Prompt - All the records that follow need to be reproduced exactly. Omit the images.
— Begin Extracted records —
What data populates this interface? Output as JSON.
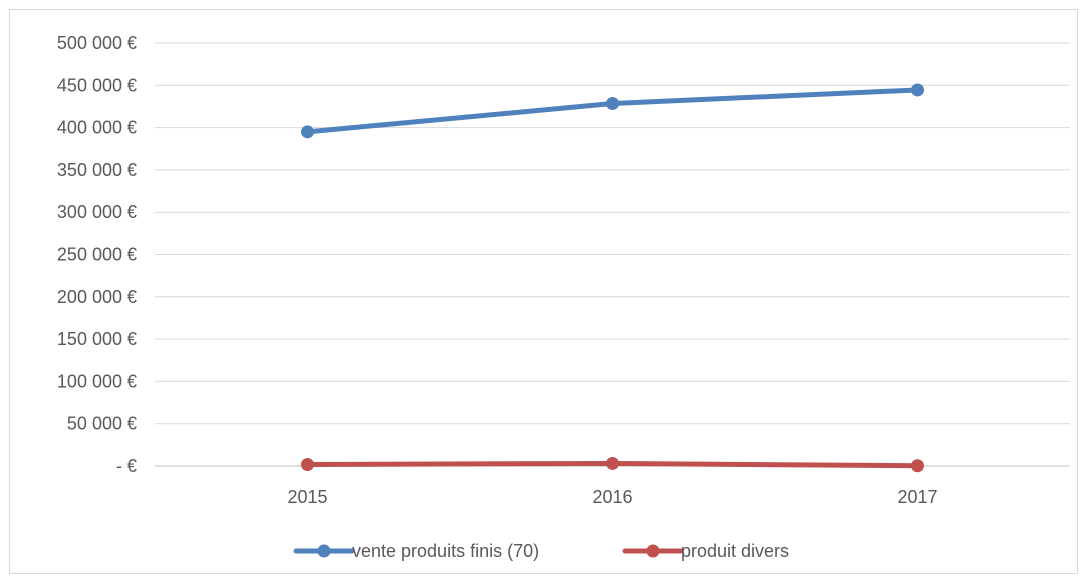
{
  "chart_data": {
    "type": "line",
    "title": "",
    "xlabel": "",
    "ylabel": "",
    "categories": [
      "2015",
      "2016",
      "2017"
    ],
    "series": [
      {
        "name": "vente produits finis (70)",
        "color": "#4f81bd",
        "values": [
          395000,
          428500,
          444500
        ]
      },
      {
        "name": "produit divers",
        "color": "#c0504d",
        "values": [
          1800,
          3000,
          300
        ]
      }
    ],
    "ylim": [
      0,
      500000
    ],
    "yticks": [
      0,
      50000,
      100000,
      150000,
      200000,
      250000,
      300000,
      350000,
      400000,
      450000,
      500000
    ],
    "ytick_labels": [
      "-  €",
      "50 000 €",
      "100 000 €",
      "150 000 €",
      "200 000 €",
      "250 000 €",
      "300 000 €",
      "350 000 €",
      "400 000 €",
      "450 000 €",
      "500 000 €"
    ],
    "grid": true,
    "legend_position": "bottom"
  }
}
— End Extracted records —
Exercise answer -
What data populates this interface? Output as JSON.
{
  "chart_data": {
    "type": "line",
    "title": "",
    "xlabel": "",
    "ylabel": "",
    "categories": [
      "2015",
      "2016",
      "2017"
    ],
    "series": [
      {
        "name": "vente produits finis (70)",
        "color": "#4f81bd",
        "values": [
          395000,
          428500,
          444500
        ]
      },
      {
        "name": "produit divers",
        "color": "#c0504d",
        "values": [
          1800,
          3000,
          300
        ]
      }
    ],
    "ylim": [
      0,
      500000
    ],
    "yticks": [
      0,
      50000,
      100000,
      150000,
      200000,
      250000,
      300000,
      350000,
      400000,
      450000,
      500000
    ],
    "ytick_labels": [
      "-  €",
      "50 000 €",
      "100 000 €",
      "150 000 €",
      "200 000 €",
      "250 000 €",
      "300 000 €",
      "350 000 €",
      "400 000 €",
      "450 000 €",
      "500 000 €"
    ],
    "grid": true,
    "legend_position": "bottom"
  }
}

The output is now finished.